### What this task involves
In the entries that follow, how many lines contain "zhào"? Answer with the number only.

### Supplied entries
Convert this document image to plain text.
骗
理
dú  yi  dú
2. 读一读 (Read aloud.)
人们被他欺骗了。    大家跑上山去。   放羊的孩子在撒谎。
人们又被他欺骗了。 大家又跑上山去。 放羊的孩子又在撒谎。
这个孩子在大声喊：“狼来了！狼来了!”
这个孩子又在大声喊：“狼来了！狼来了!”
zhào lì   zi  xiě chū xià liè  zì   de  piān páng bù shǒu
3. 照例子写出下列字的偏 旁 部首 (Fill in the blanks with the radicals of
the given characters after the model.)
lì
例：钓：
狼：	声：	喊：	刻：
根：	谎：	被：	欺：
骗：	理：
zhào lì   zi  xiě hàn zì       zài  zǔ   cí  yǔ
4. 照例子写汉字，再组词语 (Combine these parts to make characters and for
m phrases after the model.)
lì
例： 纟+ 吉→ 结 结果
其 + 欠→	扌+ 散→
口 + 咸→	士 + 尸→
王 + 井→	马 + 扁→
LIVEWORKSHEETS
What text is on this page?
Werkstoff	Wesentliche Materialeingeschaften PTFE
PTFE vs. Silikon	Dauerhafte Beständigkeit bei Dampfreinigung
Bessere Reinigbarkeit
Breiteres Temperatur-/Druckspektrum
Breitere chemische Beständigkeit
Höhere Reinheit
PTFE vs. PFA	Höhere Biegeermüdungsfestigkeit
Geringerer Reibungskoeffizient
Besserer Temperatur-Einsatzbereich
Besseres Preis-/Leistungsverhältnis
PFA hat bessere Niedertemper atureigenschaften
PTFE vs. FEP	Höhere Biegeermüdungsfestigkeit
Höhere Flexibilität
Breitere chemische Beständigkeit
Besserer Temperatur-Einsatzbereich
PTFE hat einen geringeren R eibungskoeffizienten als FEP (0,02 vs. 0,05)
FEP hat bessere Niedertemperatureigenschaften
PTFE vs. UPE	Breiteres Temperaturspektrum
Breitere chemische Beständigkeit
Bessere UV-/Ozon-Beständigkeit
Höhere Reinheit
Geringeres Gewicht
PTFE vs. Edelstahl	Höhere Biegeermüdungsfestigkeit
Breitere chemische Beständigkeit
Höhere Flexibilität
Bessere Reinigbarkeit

==

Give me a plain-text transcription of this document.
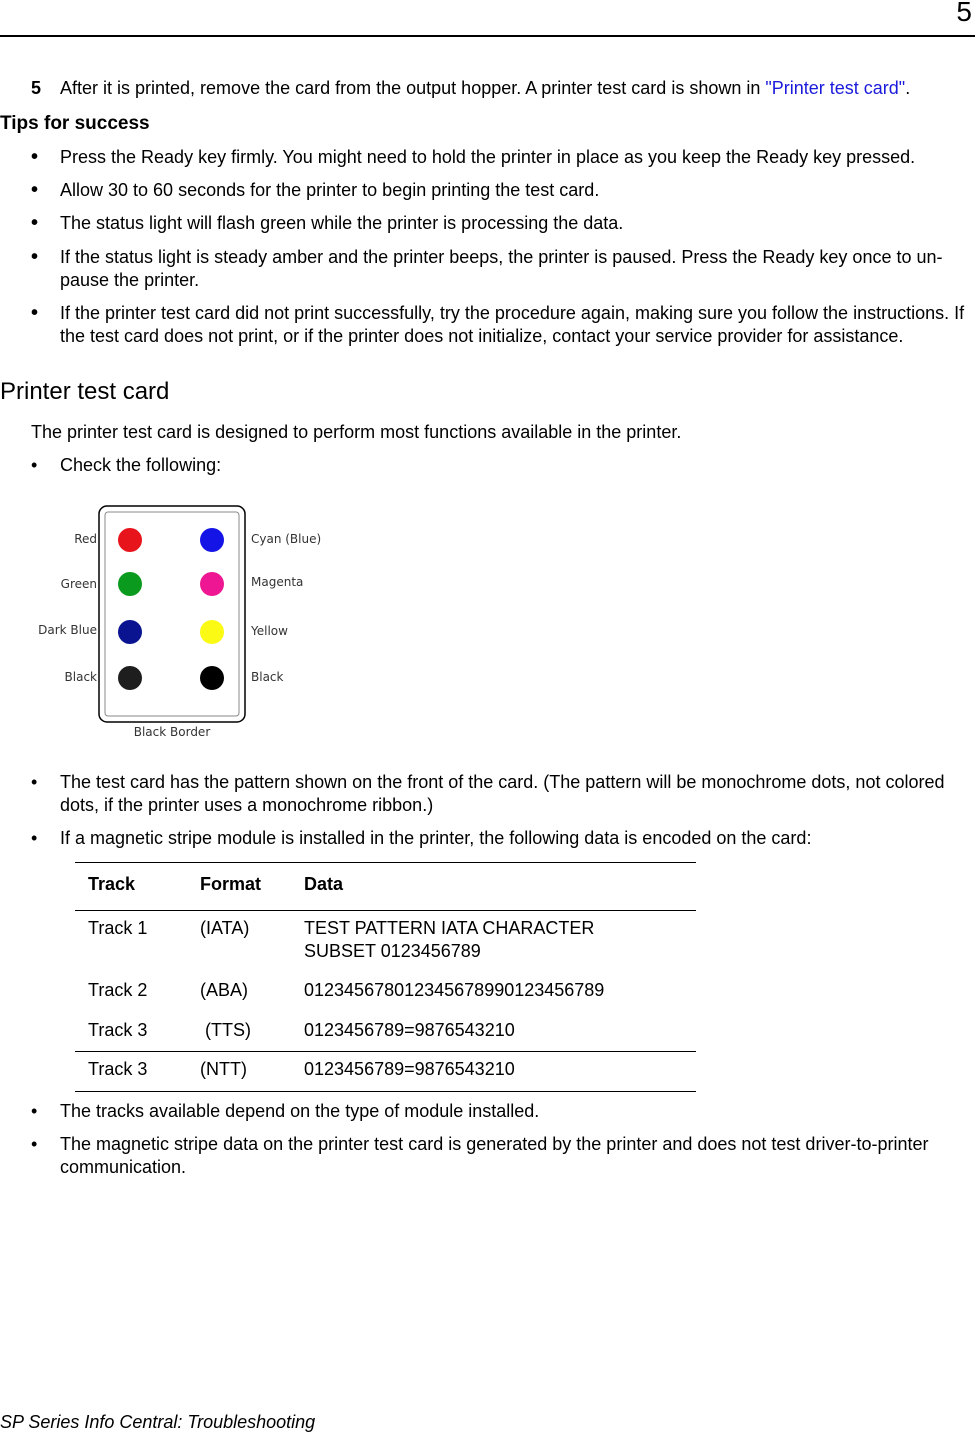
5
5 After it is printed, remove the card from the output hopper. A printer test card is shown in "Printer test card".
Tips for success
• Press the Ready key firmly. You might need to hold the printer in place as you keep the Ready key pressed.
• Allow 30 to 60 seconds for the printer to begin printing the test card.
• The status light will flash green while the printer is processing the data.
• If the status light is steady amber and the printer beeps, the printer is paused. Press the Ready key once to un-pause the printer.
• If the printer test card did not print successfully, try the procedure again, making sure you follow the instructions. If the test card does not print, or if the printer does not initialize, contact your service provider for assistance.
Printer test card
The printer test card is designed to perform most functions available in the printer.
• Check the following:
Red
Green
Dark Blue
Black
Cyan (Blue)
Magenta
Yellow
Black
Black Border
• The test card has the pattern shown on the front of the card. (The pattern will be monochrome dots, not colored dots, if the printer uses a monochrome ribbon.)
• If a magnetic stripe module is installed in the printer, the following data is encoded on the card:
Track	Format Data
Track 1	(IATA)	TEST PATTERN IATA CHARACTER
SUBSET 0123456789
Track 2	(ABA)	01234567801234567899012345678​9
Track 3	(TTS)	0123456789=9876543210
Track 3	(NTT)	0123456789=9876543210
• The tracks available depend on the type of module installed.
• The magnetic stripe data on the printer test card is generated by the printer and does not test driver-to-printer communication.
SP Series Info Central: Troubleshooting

==

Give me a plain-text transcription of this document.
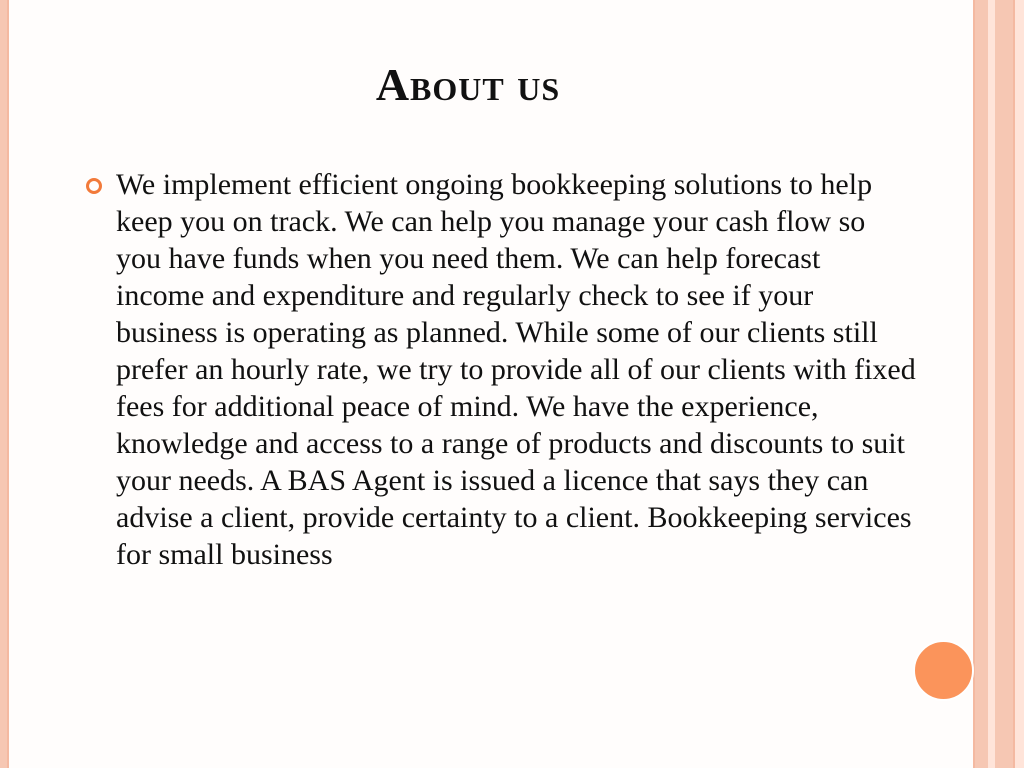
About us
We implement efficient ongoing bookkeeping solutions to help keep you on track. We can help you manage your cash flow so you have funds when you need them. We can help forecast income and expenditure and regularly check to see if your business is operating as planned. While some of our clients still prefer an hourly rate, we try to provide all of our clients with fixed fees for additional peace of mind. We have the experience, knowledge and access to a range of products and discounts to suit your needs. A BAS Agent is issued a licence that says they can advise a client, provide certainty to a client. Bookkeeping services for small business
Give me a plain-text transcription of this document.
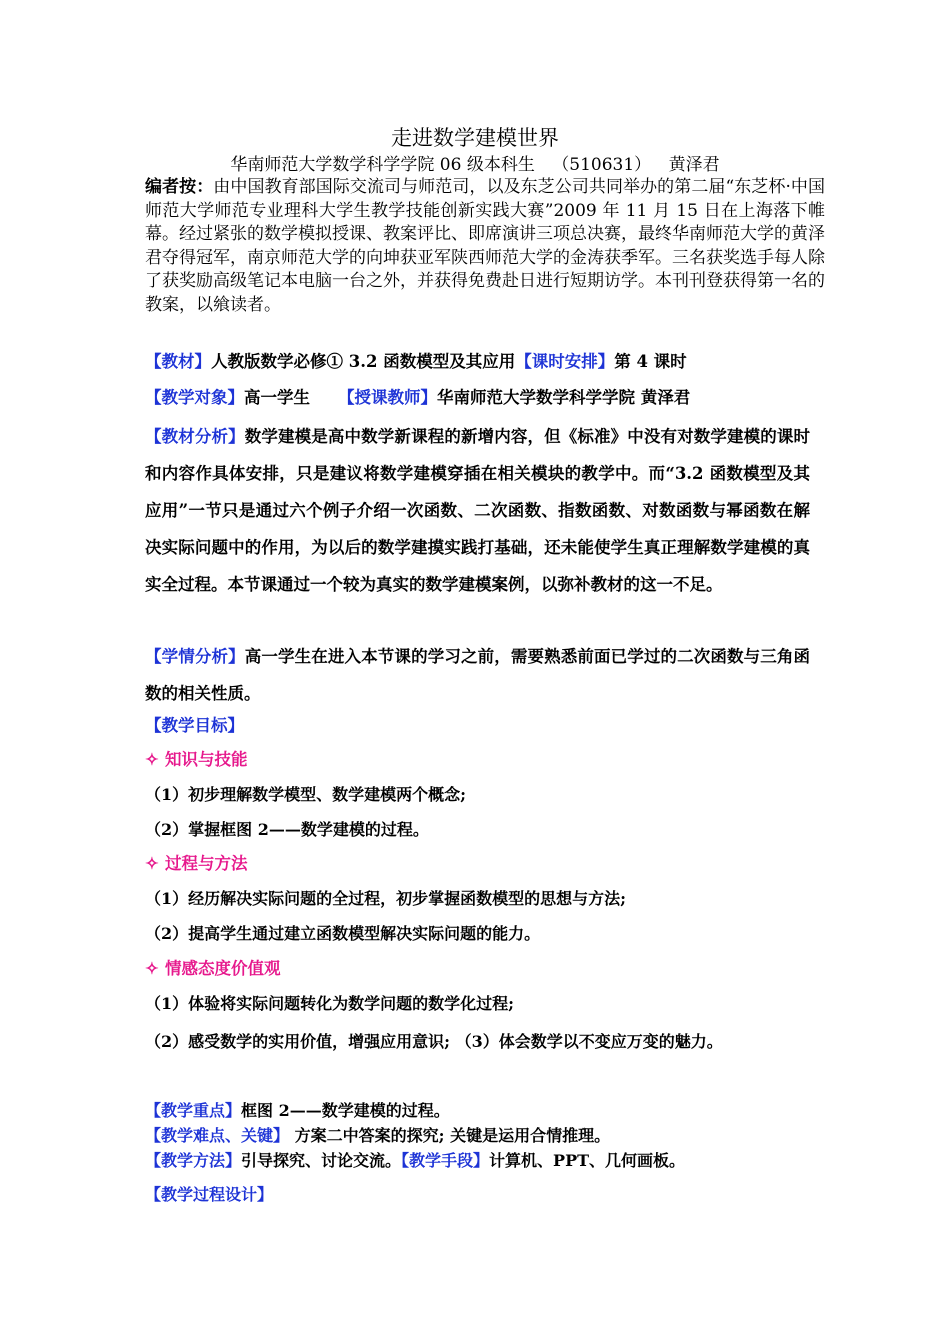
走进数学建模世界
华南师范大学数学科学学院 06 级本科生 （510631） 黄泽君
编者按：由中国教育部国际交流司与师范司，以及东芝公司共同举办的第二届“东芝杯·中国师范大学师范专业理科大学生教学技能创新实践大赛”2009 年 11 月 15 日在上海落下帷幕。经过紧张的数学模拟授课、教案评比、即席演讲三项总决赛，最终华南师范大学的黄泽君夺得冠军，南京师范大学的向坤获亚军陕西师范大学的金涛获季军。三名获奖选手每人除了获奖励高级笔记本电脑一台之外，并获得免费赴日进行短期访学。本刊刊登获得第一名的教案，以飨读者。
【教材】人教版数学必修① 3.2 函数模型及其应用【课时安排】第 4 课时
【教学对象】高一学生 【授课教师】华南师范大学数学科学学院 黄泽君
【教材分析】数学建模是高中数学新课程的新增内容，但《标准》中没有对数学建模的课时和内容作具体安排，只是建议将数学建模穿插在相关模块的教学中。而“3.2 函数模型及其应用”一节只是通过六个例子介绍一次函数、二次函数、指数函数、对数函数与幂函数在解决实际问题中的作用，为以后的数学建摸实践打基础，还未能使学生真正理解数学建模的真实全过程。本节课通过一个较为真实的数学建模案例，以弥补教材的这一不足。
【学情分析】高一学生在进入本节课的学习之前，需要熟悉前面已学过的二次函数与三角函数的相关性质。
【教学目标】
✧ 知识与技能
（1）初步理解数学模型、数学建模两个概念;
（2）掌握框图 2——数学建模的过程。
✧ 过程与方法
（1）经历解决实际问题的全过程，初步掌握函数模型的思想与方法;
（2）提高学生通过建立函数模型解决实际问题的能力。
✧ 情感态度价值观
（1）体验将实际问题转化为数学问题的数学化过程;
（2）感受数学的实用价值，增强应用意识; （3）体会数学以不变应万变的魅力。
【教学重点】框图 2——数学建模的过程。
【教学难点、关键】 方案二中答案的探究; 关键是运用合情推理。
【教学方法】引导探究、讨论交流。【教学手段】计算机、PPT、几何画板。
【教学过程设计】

### Solution to this exercise
2